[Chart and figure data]
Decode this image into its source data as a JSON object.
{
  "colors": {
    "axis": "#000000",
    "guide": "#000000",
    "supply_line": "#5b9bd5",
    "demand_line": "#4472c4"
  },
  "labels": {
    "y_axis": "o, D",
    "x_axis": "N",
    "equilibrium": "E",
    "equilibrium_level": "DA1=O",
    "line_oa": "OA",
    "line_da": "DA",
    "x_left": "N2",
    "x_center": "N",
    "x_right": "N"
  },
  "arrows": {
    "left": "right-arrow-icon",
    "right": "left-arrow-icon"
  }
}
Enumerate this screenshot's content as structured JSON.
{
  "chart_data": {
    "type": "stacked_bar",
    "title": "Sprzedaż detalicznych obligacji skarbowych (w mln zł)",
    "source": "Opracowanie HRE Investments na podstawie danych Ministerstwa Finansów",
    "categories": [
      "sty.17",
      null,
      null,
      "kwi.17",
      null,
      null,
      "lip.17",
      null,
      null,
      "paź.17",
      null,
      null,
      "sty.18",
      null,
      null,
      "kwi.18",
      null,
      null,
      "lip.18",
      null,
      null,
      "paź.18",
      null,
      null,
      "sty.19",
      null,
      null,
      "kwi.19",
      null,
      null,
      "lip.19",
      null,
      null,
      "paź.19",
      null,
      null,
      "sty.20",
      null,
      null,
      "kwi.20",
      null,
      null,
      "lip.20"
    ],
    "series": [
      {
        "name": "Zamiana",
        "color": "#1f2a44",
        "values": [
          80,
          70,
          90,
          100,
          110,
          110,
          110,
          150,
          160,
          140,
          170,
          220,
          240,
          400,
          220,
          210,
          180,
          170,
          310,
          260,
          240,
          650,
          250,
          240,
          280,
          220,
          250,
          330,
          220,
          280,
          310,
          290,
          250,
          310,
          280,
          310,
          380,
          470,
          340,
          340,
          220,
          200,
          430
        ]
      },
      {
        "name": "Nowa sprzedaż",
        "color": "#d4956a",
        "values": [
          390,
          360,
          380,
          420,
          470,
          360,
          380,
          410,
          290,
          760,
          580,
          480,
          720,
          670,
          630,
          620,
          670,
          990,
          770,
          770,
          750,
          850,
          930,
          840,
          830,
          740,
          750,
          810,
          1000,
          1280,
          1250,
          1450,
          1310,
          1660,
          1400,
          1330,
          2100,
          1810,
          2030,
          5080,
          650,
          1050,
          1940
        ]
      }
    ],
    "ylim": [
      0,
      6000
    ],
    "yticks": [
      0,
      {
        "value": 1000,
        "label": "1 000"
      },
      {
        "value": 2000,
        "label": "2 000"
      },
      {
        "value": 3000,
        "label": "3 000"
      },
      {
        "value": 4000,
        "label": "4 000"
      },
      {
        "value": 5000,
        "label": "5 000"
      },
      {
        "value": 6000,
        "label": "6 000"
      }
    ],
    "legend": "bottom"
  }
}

REQUIRED TASK.
Copy out every line of the listing that contains the string "source".

RESULT BELOW.
Decode this image into its source data as a JSON object.
    "source": "Opracowanie HRE Investments na podstawie danych Ministerstwa Finansów",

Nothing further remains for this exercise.